-------- TRECHO --------

Pontos de leitura. Temperança e autodomínio: exercícios de virtude e prazer – por Sócrates (com comentário de Graça Rocha)

além de expor-se muito menos aos sofrimentos, ele acreditava experimentar [com a temperança] tanto prazer em satisfazer-se como os que compram o gozo ao preço de mil tormentos

A narrativa abaixo de Xenofonte sobre Sócrates pode nos levar a reconhecer como se chega a uma vida mais equilibrada e, possivelmente, de maior temperança e menor tormento. Percorrendo sua narrativa proponho pensarmos sobre dois pontos:

1. É preciso saber dar o que é necessário dar no tempo que é necessário ter

Há um tempo próprio para atender à necessidade corporal e é preciso escutar a sua voz. Há também uma medida justa para atendê-la e aí o corpo também informa. Esse autoconhecimento fortalece o espírito. Evitar as demasias requer a temperança, o autodomínio, para não se deixar seduzir pelos sentidos e cair nos excessos. Aquele a mais que dou ao corpo sem necessidade poderá ser causa do nosso desequilíbrio, com reflexos não somente para o corpo, mas para o espírito. Nessa linha, a abundância pode tornar-se um risco.

Fazendo aqui uma parada e olhando ao nosso redor: o que a temperança tem a ver com uma realidade social voltada para a acumulação e a divisão social dos bens? Ela traz alguma pista para como se educar hoje? Talvez ela nos faça aprender a nos autoconhecer, a buscar saber quais são as nossas próprias necessidades. Viver somente com o necessário é um desafio frente às desigualdades, ou melhor, leva a saber como evitá-las. É preciso saber dar o que é necessário dar no tempo que é necessário ter; ou seja, é preciso saber renunciar a um apetite fora da necessidade ou do tempo de si.

2. Para que as palavras tenham a força de quem os vive

Na narrativa pode-se destacar que o sentido da liberdade seria entendido como o que se atinge no exercício das virtudes. É o percurso que desenvolve no homem a sabedoria e a prudência. O destaque aqui estaria no viver o bem e o belo enquanto valores universais, e não particulares, ou como simples qualificadores de algo ou alguém.

No cotidiano podemos estar sujeitos à atração momentânea provocada por aparências que afastam a possibilidade de se tocar a essência da pessoa ou do objeto que atrai. Paramos no belo aparente que não liberta, mas que escraviza a ponto de não termos a razão iluminada pelas virtudes; com isso, perdemos o contato conosco, tornando mais difícil o retorno à virtude e, portanto, à liberdade. É um percurso que pode levar a uma vida de tormentos e sofrimentos.

-------- MATERIAL FORNECIDO --------

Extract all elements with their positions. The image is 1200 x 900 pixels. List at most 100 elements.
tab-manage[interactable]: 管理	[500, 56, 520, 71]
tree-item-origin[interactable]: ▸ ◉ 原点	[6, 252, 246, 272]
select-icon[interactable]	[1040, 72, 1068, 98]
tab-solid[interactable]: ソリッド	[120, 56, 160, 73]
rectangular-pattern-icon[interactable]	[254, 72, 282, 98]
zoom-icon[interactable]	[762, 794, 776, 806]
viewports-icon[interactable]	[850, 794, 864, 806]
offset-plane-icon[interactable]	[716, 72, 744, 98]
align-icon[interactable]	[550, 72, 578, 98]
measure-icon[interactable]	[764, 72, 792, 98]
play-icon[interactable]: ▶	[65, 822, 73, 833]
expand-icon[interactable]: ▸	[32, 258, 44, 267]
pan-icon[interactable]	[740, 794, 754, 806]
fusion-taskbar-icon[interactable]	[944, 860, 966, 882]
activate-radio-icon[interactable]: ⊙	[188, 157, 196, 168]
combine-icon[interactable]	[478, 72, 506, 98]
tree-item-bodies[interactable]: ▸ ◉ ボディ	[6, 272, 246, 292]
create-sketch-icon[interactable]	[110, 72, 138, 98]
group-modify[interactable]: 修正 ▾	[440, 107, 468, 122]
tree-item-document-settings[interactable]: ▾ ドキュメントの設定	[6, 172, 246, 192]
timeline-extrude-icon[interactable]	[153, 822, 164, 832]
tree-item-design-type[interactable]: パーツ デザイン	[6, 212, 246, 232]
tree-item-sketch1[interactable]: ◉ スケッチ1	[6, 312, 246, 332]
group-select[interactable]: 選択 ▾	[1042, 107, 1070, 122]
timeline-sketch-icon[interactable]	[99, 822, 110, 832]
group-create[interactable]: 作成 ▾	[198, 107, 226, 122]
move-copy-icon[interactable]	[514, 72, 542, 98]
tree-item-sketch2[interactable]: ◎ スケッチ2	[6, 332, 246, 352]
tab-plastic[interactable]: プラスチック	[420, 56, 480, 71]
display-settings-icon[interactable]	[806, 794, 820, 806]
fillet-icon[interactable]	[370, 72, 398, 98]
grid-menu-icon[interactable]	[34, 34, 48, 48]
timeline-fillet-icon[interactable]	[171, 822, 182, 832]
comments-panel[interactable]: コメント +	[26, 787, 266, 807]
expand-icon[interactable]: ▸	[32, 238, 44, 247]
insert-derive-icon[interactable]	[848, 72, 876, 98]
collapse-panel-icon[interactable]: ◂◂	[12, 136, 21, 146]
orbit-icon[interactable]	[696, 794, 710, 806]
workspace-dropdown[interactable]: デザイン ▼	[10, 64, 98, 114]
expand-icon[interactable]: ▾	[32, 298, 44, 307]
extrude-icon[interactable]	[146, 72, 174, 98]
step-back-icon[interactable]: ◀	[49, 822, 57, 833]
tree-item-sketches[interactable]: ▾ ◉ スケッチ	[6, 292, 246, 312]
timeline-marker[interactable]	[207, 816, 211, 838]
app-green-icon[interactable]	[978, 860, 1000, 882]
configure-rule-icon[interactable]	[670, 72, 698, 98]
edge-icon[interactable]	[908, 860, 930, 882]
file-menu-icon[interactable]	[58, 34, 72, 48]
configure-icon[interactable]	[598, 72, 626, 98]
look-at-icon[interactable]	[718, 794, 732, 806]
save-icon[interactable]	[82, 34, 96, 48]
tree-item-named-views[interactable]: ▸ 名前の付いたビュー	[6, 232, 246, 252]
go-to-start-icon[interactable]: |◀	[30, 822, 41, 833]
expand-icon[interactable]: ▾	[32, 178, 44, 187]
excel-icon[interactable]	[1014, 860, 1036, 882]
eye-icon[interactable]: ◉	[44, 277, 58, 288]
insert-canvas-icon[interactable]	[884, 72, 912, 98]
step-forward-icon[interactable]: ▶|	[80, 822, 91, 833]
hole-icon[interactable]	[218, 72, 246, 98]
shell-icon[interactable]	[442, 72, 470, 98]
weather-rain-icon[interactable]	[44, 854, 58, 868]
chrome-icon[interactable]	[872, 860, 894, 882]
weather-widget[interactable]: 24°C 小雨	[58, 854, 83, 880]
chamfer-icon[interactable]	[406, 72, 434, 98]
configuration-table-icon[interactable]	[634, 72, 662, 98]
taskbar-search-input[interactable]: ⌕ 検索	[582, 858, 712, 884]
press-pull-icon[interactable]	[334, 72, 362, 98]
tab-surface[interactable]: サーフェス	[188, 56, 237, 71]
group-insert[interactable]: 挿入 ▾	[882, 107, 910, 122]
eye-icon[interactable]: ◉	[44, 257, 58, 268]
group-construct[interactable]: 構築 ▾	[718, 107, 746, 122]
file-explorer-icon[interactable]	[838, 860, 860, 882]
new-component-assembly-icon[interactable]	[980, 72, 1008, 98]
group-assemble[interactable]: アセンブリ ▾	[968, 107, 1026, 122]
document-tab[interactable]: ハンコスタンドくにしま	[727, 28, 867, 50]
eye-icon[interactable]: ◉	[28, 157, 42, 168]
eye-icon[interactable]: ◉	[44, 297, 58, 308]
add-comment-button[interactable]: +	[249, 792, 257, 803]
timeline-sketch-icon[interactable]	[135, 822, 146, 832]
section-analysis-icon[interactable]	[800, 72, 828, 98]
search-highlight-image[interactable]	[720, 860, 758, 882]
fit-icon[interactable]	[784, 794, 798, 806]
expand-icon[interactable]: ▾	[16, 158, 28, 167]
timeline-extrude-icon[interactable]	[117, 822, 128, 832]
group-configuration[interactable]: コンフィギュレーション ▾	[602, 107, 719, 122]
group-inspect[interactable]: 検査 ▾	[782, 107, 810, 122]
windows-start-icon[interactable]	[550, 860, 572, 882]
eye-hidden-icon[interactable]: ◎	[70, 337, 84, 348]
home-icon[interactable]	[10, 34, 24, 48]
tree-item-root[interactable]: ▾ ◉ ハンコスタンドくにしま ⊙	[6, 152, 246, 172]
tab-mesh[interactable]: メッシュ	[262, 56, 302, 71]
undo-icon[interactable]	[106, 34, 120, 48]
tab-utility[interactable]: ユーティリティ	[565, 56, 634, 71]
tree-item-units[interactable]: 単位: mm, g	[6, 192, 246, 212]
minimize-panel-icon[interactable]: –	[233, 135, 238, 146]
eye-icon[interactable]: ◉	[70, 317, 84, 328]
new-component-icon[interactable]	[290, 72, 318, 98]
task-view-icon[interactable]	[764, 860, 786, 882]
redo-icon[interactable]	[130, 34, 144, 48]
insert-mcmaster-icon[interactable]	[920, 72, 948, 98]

--------
-------- MATERIAL FORNECIDO --------

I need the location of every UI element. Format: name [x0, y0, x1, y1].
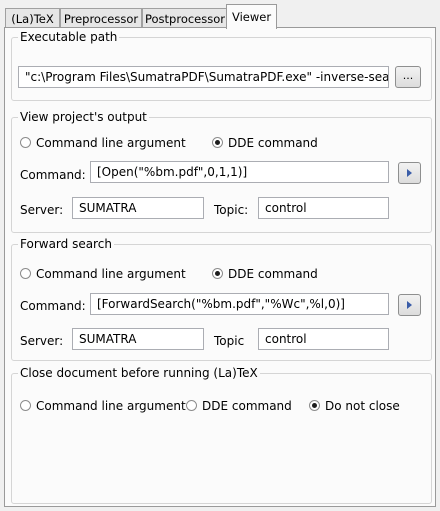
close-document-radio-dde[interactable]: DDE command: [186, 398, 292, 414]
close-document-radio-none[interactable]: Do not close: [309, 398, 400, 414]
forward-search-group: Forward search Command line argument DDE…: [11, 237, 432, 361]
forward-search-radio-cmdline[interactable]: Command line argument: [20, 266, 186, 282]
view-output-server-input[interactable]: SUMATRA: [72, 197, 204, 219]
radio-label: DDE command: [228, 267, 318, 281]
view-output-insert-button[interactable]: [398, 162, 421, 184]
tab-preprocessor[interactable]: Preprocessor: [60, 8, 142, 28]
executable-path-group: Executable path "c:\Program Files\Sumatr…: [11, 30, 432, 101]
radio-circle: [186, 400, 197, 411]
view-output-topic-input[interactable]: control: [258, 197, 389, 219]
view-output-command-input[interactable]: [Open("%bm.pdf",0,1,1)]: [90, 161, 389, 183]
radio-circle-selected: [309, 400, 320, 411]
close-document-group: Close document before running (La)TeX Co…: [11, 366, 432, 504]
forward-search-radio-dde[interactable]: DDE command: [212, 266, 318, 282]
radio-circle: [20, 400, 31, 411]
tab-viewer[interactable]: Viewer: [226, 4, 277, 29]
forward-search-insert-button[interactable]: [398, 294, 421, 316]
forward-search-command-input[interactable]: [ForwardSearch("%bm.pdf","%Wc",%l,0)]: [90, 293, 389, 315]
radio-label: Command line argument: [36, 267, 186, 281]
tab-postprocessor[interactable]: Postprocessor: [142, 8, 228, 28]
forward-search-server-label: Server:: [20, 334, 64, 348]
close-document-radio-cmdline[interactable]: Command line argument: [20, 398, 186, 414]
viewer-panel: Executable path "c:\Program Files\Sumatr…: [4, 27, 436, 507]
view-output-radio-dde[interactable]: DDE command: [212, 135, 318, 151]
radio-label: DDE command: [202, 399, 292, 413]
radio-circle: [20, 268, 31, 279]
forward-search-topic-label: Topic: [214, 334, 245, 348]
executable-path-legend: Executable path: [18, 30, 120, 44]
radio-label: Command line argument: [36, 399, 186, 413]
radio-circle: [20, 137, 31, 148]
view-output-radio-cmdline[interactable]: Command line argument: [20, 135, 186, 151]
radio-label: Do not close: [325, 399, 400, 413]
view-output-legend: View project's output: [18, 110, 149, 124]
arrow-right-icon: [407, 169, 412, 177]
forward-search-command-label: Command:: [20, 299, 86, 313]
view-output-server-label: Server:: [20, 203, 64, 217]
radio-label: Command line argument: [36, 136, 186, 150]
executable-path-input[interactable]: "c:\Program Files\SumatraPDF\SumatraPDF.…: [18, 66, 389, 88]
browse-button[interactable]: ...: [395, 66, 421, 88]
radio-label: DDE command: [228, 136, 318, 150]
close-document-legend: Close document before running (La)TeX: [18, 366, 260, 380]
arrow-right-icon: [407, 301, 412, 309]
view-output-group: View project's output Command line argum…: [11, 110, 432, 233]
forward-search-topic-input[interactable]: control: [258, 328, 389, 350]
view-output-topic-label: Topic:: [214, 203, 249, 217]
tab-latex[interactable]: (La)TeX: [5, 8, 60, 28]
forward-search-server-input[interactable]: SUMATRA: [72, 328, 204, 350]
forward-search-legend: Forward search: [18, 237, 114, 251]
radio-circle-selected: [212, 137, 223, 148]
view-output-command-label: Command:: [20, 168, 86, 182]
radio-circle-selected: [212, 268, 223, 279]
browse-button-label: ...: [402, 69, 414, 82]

--------
-------- MATERIAL FORNECIDO --------

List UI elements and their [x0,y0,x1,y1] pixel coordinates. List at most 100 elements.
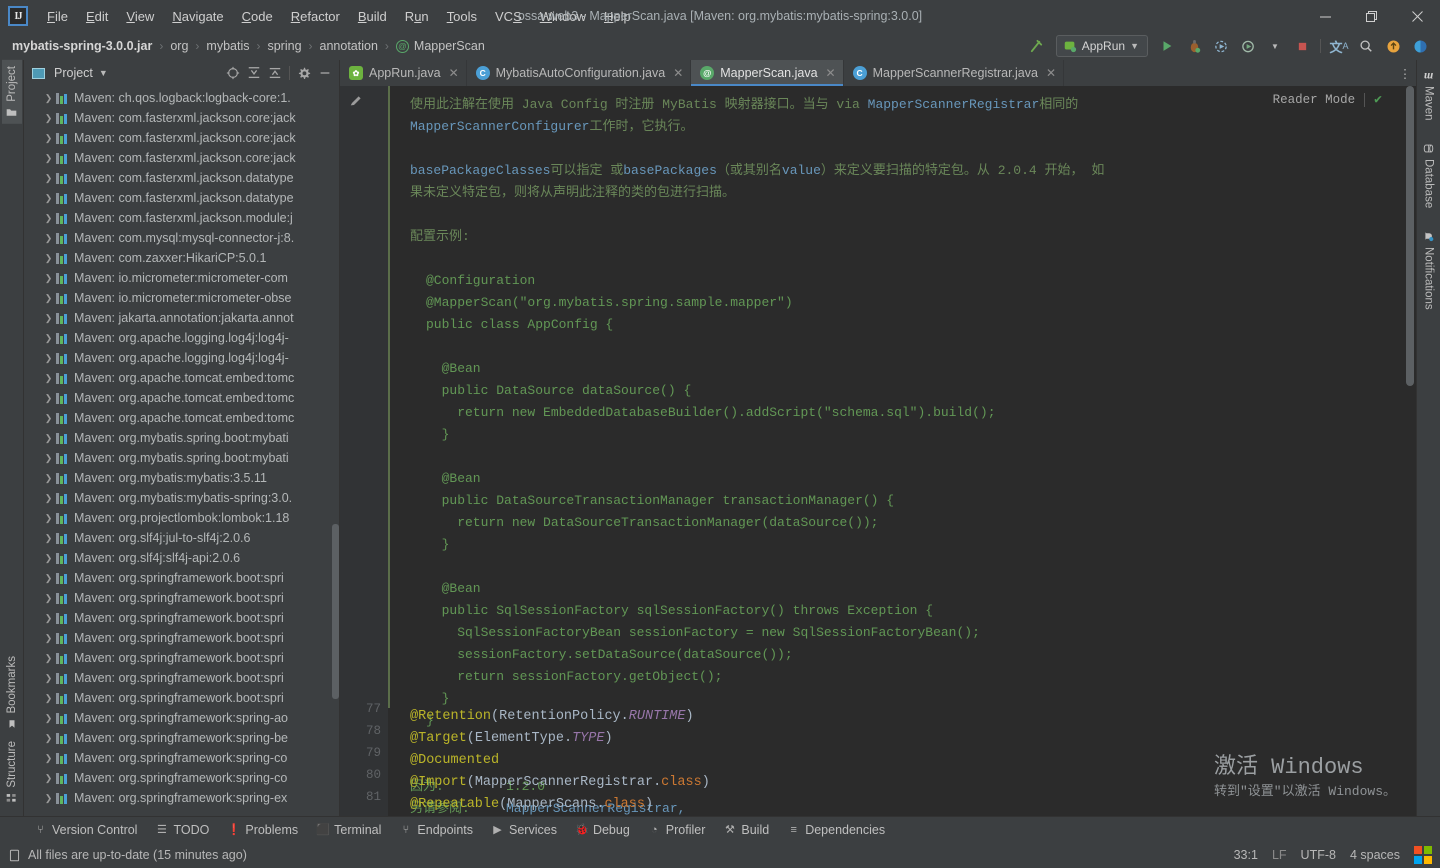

--------

O QUE SE PEDE:
Copie do texto sobre a temperança, sem alterações, o trecho que vai de "A narrativa abaixo" até "tornar-se um risco.", incluindo estas últimas palavras. As entradas são um material à parte, independente do texto sobre a temperança.

RESOLUÇÃO:
A narrativa abaixo de Xenofonte sobre Sócrates pode nos levar a reconhecer como se chega a uma vida mais equilibrada e, possivelmente, de maior temperança e menor tormento. Percorrendo sua narrativa proponho pensarmos sobre dois pontos:

1. É preciso saber dar o que é necessário dar no tempo que é necessário ter

Há um tempo próprio para atender à necessidade corporal e é preciso escutar a sua voz. Há também uma medida justa para atendê-la e aí o corpo também informa. Esse autoconhecimento fortalece o espírito. Evitar as demasias requer a temperança, o autodomínio, para não se deixar seduzir pelos sentidos e cair nos excessos. Aquele a mais que dou ao corpo sem necessidade poderá ser causa do nosso desequilíbrio, com reflexos não somente para o corpo, mas para o espírito. Nessa linha, a abundância pode tornar-se um risco.